**Directions for this task:** Copy out the entries below precisely; nothing is to be omitted.

====== Material for this exercise ======

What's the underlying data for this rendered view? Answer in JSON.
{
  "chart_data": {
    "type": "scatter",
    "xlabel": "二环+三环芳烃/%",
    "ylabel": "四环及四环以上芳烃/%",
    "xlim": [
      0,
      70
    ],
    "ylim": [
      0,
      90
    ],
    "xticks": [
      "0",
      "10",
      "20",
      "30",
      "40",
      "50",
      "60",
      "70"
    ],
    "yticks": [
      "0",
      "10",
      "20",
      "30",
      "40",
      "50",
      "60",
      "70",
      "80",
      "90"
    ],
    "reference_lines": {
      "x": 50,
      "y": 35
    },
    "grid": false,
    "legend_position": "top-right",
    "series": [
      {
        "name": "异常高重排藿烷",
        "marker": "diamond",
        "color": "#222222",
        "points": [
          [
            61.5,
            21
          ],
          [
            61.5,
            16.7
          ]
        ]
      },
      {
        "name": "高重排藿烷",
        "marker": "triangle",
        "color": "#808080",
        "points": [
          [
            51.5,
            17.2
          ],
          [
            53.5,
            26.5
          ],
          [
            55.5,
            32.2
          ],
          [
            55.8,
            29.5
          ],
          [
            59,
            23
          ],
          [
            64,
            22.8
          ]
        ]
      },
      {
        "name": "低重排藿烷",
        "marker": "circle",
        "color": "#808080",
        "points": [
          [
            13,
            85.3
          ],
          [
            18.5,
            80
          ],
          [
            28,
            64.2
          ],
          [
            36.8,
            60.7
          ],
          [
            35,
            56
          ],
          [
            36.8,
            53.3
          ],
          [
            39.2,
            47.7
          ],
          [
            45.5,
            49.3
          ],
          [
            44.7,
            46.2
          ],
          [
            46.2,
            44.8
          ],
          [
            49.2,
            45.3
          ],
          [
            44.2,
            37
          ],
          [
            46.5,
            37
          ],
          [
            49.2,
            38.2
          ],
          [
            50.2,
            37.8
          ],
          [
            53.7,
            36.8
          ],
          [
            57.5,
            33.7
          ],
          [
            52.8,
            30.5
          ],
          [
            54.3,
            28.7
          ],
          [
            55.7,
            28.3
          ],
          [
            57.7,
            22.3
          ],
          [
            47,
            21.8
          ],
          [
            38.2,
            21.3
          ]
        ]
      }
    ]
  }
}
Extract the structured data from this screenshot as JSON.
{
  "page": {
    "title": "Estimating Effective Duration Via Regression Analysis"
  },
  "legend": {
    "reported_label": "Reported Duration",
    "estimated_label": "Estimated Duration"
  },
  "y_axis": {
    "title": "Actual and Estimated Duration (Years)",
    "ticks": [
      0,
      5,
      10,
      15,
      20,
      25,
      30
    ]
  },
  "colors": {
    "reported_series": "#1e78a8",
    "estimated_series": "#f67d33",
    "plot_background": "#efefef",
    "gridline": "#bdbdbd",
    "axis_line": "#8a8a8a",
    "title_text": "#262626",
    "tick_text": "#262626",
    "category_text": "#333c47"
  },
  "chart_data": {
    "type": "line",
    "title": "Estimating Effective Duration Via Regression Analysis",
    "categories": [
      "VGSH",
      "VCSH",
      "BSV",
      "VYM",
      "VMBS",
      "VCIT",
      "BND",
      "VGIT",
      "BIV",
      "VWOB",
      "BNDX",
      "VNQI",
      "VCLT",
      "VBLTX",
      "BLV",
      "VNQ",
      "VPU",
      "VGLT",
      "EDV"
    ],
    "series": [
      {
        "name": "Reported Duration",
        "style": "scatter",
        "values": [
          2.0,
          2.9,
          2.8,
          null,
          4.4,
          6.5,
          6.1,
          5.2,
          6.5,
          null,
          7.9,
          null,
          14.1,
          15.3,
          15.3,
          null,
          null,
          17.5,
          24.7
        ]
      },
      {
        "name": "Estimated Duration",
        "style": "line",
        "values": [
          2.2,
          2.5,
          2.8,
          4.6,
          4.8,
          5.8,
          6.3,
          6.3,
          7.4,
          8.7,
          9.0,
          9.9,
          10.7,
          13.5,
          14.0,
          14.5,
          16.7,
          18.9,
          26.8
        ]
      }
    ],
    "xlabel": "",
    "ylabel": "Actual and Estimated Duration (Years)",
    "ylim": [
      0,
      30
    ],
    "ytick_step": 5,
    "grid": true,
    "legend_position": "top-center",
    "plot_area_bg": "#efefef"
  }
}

======

**Response to the task:**
What's the underlying data for this rendered view? Answer in JSON.
{
  "chart_data": {
    "type": "scatter",
    "xlabel": "二环+三环芳烃/%",
    "ylabel": "四环及四环以上芳烃/%",
    "xlim": [
      0,
      70
    ],
    "ylim": [
      0,
      90
    ],
    "xticks": [
      "0",
      "10",
      "20",
      "30",
      "40",
      "50",
      "60",
      "70"
    ],
    "yticks": [
      "0",
      "10",
      "20",
      "30",
      "40",
      "50",
      "60",
      "70",
      "80",
      "90"
    ],
    "reference_lines": {
      "x": 50,
      "y": 35
    },
    "grid": false,
    "legend_position": "top-right",
    "series": [
      {
        "name": "异常高重排藿烷",
        "marker": "diamond",
        "color": "#222222",
        "points": [
          [
            61.5,
            21
          ],
          [
            61.5,
            16.7
          ]
        ]
      },
      {
        "name": "高重排藿烷",
        "marker": "triangle",
        "color": "#808080",
        "points": [
          [
            51.5,
            17.2
          ],
          [
            53.5,
            26.5
          ],
          [
            55.5,
            32.2
          ],
          [
            55.8,
            29.5
          ],
          [
            59,
            23
          ],
          [
            64,
            22.8
          ]
        ]
      },
      {
        "name": "低重排藿烷",
        "marker": "circle",
        "color": "#808080",
        "points": [
          [
            13,
            85.3
          ],
          [
            18.5,
            80
          ],
          [
            28,
            64.2
          ],
          [
            36.8,
            60.7
          ],
          [
            35,
            56
          ],
          [
            36.8,
            53.3
          ],
          [
            39.2,
            47.7
          ],
          [
            45.5,
            49.3
          ],
          [
            44.7,
            46.2
          ],
          [
            46.2,
            44.8
          ],
          [
            49.2,
            45.3
          ],
          [
            44.2,
            37
          ],
          [
            46.5,
            37
          ],
          [
            49.2,
            38.2
          ],
          [
            50.2,
            37.8
          ],
          [
            53.7,
            36.8
          ],
          [
            57.5,
            33.7
          ],
          [
            52.8,
            30.5
          ],
          [
            54.3,
            28.7
          ],
          [
            55.7,
            28.3
          ],
          [
            57.7,
            22.3
          ],
          [
            47,
            21.8
          ],
          [
            38.2,
            21.3
          ]
        ]
      }
    ]
  }
}
Extract the structured data from this screenshot as JSON.
{
  "page": {
    "title": "Estimating Effective Duration Via Regression Analysis"
  },
  "legend": {
    "reported_label": "Reported Duration",
    "estimated_label": "Estimated Duration"
  },
  "y_axis": {
    "title": "Actual and Estimated Duration (Years)",
    "ticks": [
      0,
      5,
      10,
      15,
      20,
      25,
      30
    ]
  },
  "colors": {
    "reported_series": "#1e78a8",
    "estimated_series": "#f67d33",
    "plot_background": "#efefef",
    "gridline": "#bdbdbd",
    "axis_line": "#8a8a8a",
    "title_text": "#262626",
    "tick_text": "#262626",
    "category_text": "#333c47"
  },
  "chart_data": {
    "type": "line",
    "title": "Estimating Effective Duration Via Regression Analysis",
    "categories": [
      "VGSH",
      "VCSH",
      "BSV",
      "VYM",
      "VMBS",
      "VCIT",
      "BND",
      "VGIT",
      "BIV",
      "VWOB",
      "BNDX",
      "VNQI",
      "VCLT",
      "VBLTX",
      "BLV",
      "VNQ",
      "VPU",
      "VGLT",
      "EDV"
    ],
    "series": [
      {
        "name": "Reported Duration",
        "style": "scatter",
        "values": [
          2.0,
          2.9,
          2.8,
          null,
          4.4,
          6.5,
          6.1,
          5.2,
          6.5,
          null,
          7.9,
          null,
          14.1,
          15.3,
          15.3,
          null,
          null,
          17.5,
          24.7
        ]
      },
      {
        "name": "Estimated Duration",
        "style": "line",
        "values": [
          2.2,
          2.5,
          2.8,
          4.6,
          4.8,
          5.8,
          6.3,
          6.3,
          7.4,
          8.7,
          9.0,
          9.9,
          10.7,
          13.5,
          14.0,
          14.5,
          16.7,
          18.9,
          26.8
        ]
      }
    ],
    "xlabel": "",
    "ylabel": "Actual and Estimated Duration (Years)",
    "ylim": [
      0,
      30
    ],
    "ytick_step": 5,
    "grid": true,
    "legend_position": "top-center",
    "plot_area_bg": "#efefef"
  }
}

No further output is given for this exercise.